PROBLEM REQUIREMENTS:
Your task is to copy the listing exactly, with the pictures left out.

ENTRIES PROVIDED:
## start
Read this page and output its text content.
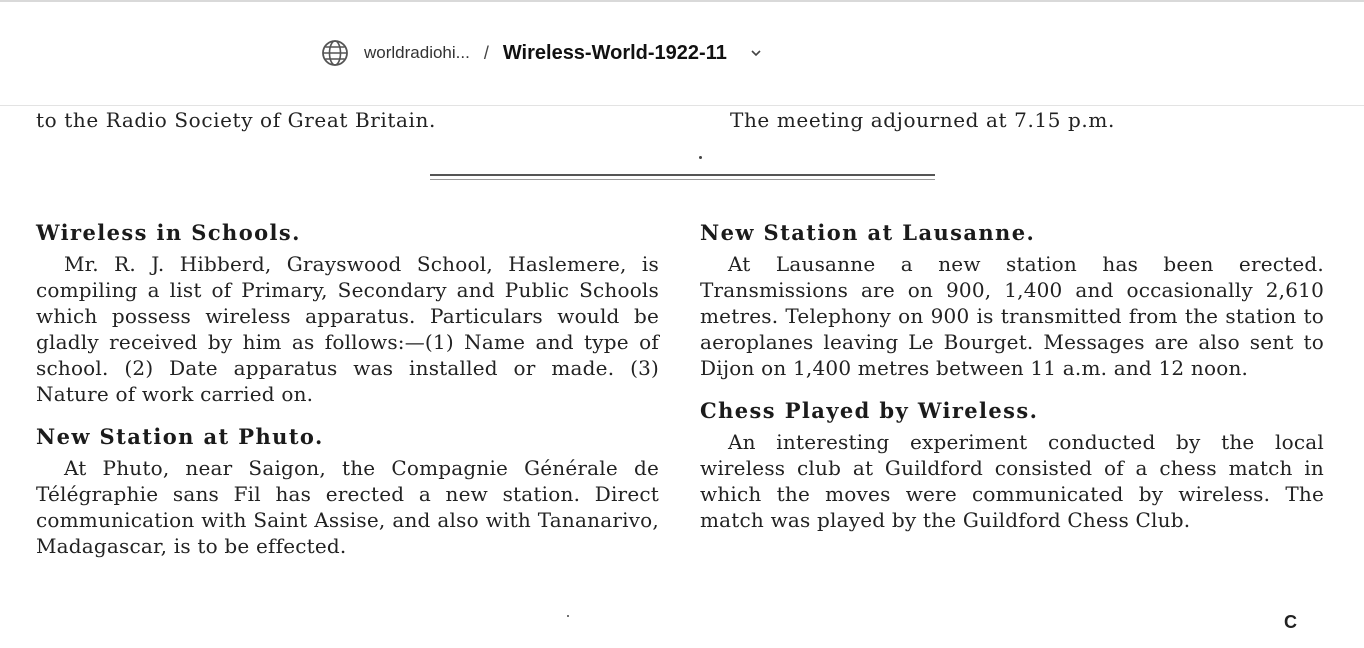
worldradiohi... / Wireless-World-1922-11
to the Radio Society of Great Britain.	The meeting adjourned at 7.15 p.m.
Wireless in Schools.

Mr. R. J. Hibberd, Grayswood School, Haslemere, is compiling a list of Primary, Secondary and Public Schools which possess wireless apparatus. Particulars would be gladly received by him as follows:—(1) Name and type of school. (2) Date apparatus was installed or made. (3) Nature of work carried on.

New Station at Phuto.

At Phuto, near Saigon, the Compagnie Générale de Télégraphie sans Fil has erected a new station. Direct communication with Saint Assise, and also with Tananarivo, Madagascar, is to be effected.

New Station at Lausanne.

At Lausanne a new station has been erected. Transmissions are on 900, 1,400 and occasionally 2,610 metres. Telephony on 900 is transmitted from the station to aeroplanes leaving Le Bourget. Messages are also sent to Dijon on 1,400 metres between 11 a.m. and 12 noon.

Chess Played by Wireless.

An interesting experiment conducted by the local wireless club at Guildford consisted of a chess match in which the moves were communicated by wireless. The match was played by the Guildford Chess Club.

C
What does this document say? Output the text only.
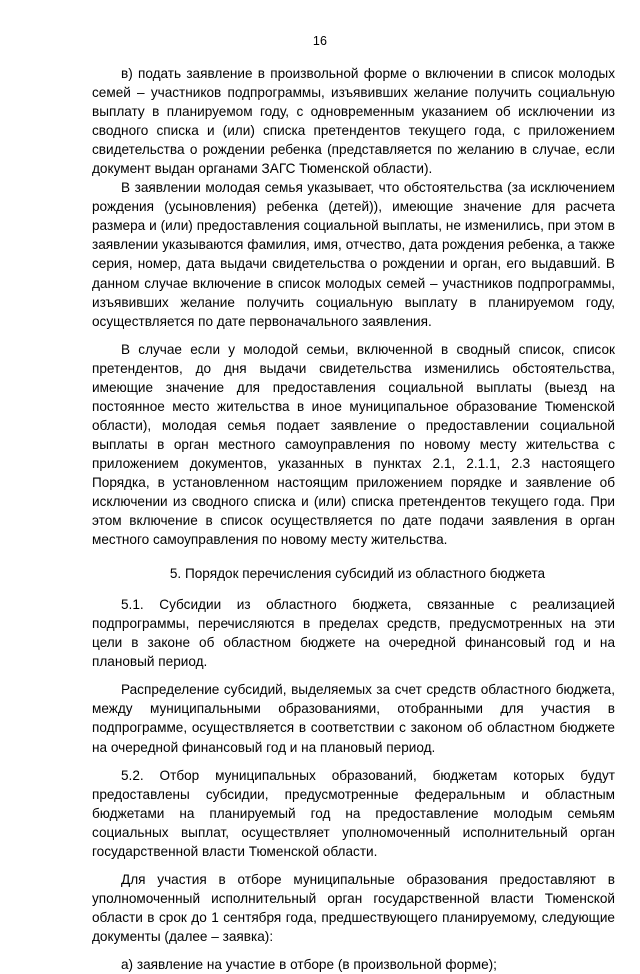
16

в) подать заявление в произвольной форме о включении в список молодых семей – участников подпрограммы, изъявивших желание получить социальную выплату в планируемом году, с одновременным указанием об исключении из сводного списка и (или) списка претендентов текущего года, с приложением свидетельства о рождении ребенка (представляется по желанию в случае, если документ выдан органами ЗАГС Тюменской области).

В заявлении молодая семья указывает, что обстоятельства (за исключением рождения (усыновления) ребенка (детей)), имеющие значение для расчета размера и (или) предоставления социальной выплаты, не изменились, при этом в заявлении указываются фамилия, имя, отчество, дата рождения ребенка, а также серия, номер, дата выдачи свидетельства о рождении и орган, его выдавший. В данном случае включение в список молодых семей – участников подпрограммы, изъявивших желание получить социальную выплату в планируемом году, осуществляется по дате первоначального заявления.

В случае если у молодой семьи, включенной в сводный список, список претендентов, до дня выдачи свидетельства изменились обстоятельства, имеющие значение для предоставления социальной выплаты (выезд на постоянное место жительства в иное муниципальное образование Тюменской области), молодая семья подает заявление о предоставлении социальной выплаты в орган местного самоуправления по новому месту жительства с приложением документов, указанных в пунктах 2.1, 2.1.1, 2.3 настоящего Порядка, в установленном настоящим приложением порядке и заявление об исключении из сводного списка и (или) списка претендентов текущего года. При этом включение в список осуществляется по дате подачи заявления в орган местного самоуправления по новому месту жительства.

5. Порядок перечисления субсидий из областного бюджета

5.1. Субсидии из областного бюджета, связанные с реализацией подпрограммы, перечисляются в пределах средств, предусмотренных на эти цели в законе об областном бюджете на очередной финансовый год и на плановый период.

Распределение субсидий, выделяемых за счет средств областного бюджета, между муниципальными образованиями, отобранными для участия в подпрограмме, осуществляется в соответствии с законом об областном бюджете на очередной финансовый год и на плановый период.

5.2. Отбор муниципальных образований, бюджетам которых будут предоставлены субсидии, предусмотренные федеральным и областным бюджетами на планируемый год на предоставление молодым семьям социальных выплат, осуществляет уполномоченный исполнительный орган государственной власти Тюменской области.

Для участия в отборе муниципальные образования предоставляют в уполномоченный исполнительный орган государственной власти Тюменской области в срок до 1 сентября года, предшествующего планируемому, следующие документы (далее – заявка):

а) заявление на участие в отборе (в произвольной форме);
## end
FINAL ANSWER:
Read this page and output its text content.
worldradiohi... / Wireless-World-1922-11
to the Radio Society of Great Britain.	The meeting adjourned at 7.15 p.m.
Wireless in Schools.

Mr. R. J. Hibberd, Grayswood School, Haslemere, is compiling a list of Primary, Secondary and Public Schools which possess wireless apparatus. Particulars would be gladly received by him as follows:—(1) Name and type of school. (2) Date apparatus was installed or made. (3) Nature of work carried on.

New Station at Phuto.

At Phuto, near Saigon, the Compagnie Générale de Télégraphie sans Fil has erected a new station. Direct communication with Saint Assise, and also with Tananarivo, Madagascar, is to be effected.

New Station at Lausanne.

At Lausanne a new station has been erected. Transmissions are on 900, 1,400 and occasionally 2,610 metres. Telephony on 900 is transmitted from the station to aeroplanes leaving Le Bourget. Messages are also sent to Dijon on 1,400 metres between 11 a.m. and 12 noon.

Chess Played by Wireless.

An interesting experiment conducted by the local wireless club at Guildford consisted of a chess match in which the moves were communicated by wireless. The match was played by the Guildford Chess Club.

C
What does this document say? Output the text only.
16

в) подать заявление в произвольной форме о включении в список молодых семей – участников подпрограммы, изъявивших желание получить социальную выплату в планируемом году, с одновременным указанием об исключении из сводного списка и (или) списка претендентов текущего года, с приложением свидетельства о рождении ребенка (представляется по желанию в случае, если документ выдан органами ЗАГС Тюменской области).

В заявлении молодая семья указывает, что обстоятельства (за исключением рождения (усыновления) ребенка (детей)), имеющие значение для расчета размера и (или) предоставления социальной выплаты, не изменились, при этом в заявлении указываются фамилия, имя, отчество, дата рождения ребенка, а также серия, номер, дата выдачи свидетельства о рождении и орган, его выдавший. В данном случае включение в список молодых семей – участников подпрограммы, изъявивших желание получить социальную выплату в планируемом году, осуществляется по дате первоначального заявления.

В случае если у молодой семьи, включенной в сводный список, список претендентов, до дня выдачи свидетельства изменились обстоятельства, имеющие значение для предоставления социальной выплаты (выезд на постоянное место жительства в иное муниципальное образование Тюменской области), молодая семья подает заявление о предоставлении социальной выплаты в орган местного самоуправления по новому месту жительства с приложением документов, указанных в пунктах 2.1, 2.1.1, 2.3 настоящего Порядка, в установленном настоящим приложением порядке и заявление об исключении из сводного списка и (или) списка претендентов текущего года. При этом включение в список осуществляется по дате подачи заявления в орган местного самоуправления по новому месту жительства.

5. Порядок перечисления субсидий из областного бюджета

5.1. Субсидии из областного бюджета, связанные с реализацией подпрограммы, перечисляются в пределах средств, предусмотренных на эти цели в законе об областном бюджете на очередной финансовый год и на плановый период.

Распределение субсидий, выделяемых за счет средств областного бюджета, между муниципальными образованиями, отобранными для участия в подпрограмме, осуществляется в соответствии с законом об областном бюджете на очередной финансовый год и на плановый период.

5.2. Отбор муниципальных образований, бюджетам которых будут предоставлены субсидии, предусмотренные федеральным и областным бюджетами на планируемый год на предоставление молодым семьям социальных выплат, осуществляет уполномоченный исполнительный орган государственной власти Тюменской области.

Для участия в отборе муниципальные образования предоставляют в уполномоченный исполнительный орган государственной власти Тюменской области в срок до 1 сентября года, предшествующего планируемому, следующие документы (далее – заявка):

а) заявление на участие в отборе (в произвольной форме);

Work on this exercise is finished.